------ Supplied records ------

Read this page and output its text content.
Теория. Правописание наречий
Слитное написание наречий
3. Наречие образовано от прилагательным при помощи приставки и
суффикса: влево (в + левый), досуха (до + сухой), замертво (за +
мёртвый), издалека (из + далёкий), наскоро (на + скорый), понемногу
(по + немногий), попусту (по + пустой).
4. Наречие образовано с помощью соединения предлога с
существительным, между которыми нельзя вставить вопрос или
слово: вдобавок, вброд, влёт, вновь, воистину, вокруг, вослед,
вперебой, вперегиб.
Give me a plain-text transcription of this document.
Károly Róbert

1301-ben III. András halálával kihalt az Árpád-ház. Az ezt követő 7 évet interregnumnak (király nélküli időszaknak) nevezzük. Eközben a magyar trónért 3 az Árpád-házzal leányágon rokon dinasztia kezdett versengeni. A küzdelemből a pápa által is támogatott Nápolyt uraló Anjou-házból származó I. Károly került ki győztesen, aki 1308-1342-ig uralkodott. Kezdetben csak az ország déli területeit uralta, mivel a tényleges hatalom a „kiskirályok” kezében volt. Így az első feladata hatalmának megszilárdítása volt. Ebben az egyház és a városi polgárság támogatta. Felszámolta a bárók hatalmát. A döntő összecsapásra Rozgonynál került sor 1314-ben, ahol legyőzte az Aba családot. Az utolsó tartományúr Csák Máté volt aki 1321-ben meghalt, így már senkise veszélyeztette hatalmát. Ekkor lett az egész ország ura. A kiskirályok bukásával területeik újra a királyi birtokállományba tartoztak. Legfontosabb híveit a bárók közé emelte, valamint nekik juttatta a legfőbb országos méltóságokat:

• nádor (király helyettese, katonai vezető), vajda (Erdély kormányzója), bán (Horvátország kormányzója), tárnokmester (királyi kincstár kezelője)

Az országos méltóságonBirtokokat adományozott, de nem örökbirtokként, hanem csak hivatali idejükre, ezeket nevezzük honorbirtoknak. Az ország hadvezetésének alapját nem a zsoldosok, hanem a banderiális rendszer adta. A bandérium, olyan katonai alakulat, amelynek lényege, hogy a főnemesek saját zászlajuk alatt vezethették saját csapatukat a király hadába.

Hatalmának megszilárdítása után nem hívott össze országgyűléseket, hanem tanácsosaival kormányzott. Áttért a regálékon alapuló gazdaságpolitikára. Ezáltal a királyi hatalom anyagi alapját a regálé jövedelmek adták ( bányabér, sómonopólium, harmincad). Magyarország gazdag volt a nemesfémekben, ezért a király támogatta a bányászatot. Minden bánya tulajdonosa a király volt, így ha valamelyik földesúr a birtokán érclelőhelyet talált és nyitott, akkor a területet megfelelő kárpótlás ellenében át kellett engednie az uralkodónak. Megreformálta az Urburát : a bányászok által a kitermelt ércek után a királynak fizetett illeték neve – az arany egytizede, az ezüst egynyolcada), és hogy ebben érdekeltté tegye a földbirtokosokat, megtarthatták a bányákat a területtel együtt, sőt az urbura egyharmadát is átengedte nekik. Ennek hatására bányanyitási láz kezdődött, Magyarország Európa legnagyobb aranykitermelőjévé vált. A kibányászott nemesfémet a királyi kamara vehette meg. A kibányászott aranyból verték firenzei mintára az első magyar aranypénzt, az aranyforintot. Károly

------

■ Your instructions:
Your task is to print the whole listing again exactly.

■ Complete response:
Read this page and output its text content.
Теория. Правописание наречий
Слитное написание наречий
3. Наречие образовано от прилагательным при помощи приставки и
суффикса: влево (в + левый), досуха (до + сухой), замертво (за +
мёртвый), издалека (из + далёкий), наскоро (на + скорый), понемногу
(по + немногий), попусту (по + пустой).
4. Наречие образовано с помощью соединения предлога с
существительным, между которыми нельзя вставить вопрос или
слово: вдобавок, вброд, влёт, вновь, воистину, вокруг, вослед,
вперебой, вперегиб.
Give me a plain-text transcription of this document.
Károly Róbert

1301-ben III. András halálával kihalt az Árpád-ház. Az ezt követő 7 évet interregnumnak (király nélküli időszaknak) nevezzük. Eközben a magyar trónért 3 az Árpád-házzal leányágon rokon dinasztia kezdett versengeni. A küzdelemből a pápa által is támogatott Nápolyt uraló Anjou-házból származó I. Károly került ki győztesen, aki 1308-1342-ig uralkodott. Kezdetben csak az ország déli területeit uralta, mivel a tényleges hatalom a „kiskirályok” kezében volt. Így az első feladata hatalmának megszilárdítása volt. Ebben az egyház és a városi polgárság támogatta. Felszámolta a bárók hatalmát. A döntő összecsapásra Rozgonynál került sor 1314-ben, ahol legyőzte az Aba családot. Az utolsó tartományúr Csák Máté volt aki 1321-ben meghalt, így már senkise veszélyeztette hatalmát. Ekkor lett az egész ország ura. A kiskirályok bukásával területeik újra a királyi birtokállományba tartoztak. Legfontosabb híveit a bárók közé emelte, valamint nekik juttatta a legfőbb országos méltóságokat:

• nádor (király helyettese, katonai vezető), vajda (Erdély kormányzója), bán (Horvátország kormányzója), tárnokmester (királyi kincstár kezelője)

Az országos méltóságonBirtokokat adományozott, de nem örökbirtokként, hanem csak hivatali idejükre, ezeket nevezzük honorbirtoknak. Az ország hadvezetésének alapját nem a zsoldosok, hanem a banderiális rendszer adta. A bandérium, olyan katonai alakulat, amelynek lényege, hogy a főnemesek saját zászlajuk alatt vezethették saját csapatukat a király hadába.

Hatalmának megszilárdítása után nem hívott össze országgyűléseket, hanem tanácsosaival kormányzott. Áttért a regálékon alapuló gazdaságpolitikára. Ezáltal a királyi hatalom anyagi alapját a regálé jövedelmek adták ( bányabér, sómonopólium, harmincad). Magyarország gazdag volt a nemesfémekben, ezért a király támogatta a bányászatot. Minden bánya tulajdonosa a király volt, így ha valamelyik földesúr a birtokán érclelőhelyet talált és nyitott, akkor a területet megfelelő kárpótlás ellenében át kellett engednie az uralkodónak. Megreformálta az Urburát : a bányászok által a kitermelt ércek után a királynak fizetett illeték neve – az arany egytizede, az ezüst egynyolcada), és hogy ebben érdekeltté tegye a földbirtokosokat, megtarthatták a bányákat a területtel együtt, sőt az urbura egyharmadát is átengedte nekik. Ennek hatására bányanyitási láz kezdődött, Magyarország Európa legnagyobb aranykitermelőjévé vált. A kibányászott nemesfémet a királyi kamara vehette meg. A kibányászott aranyból verték firenzei mintára az első magyar aranypénzt, az aranyforintot. Károly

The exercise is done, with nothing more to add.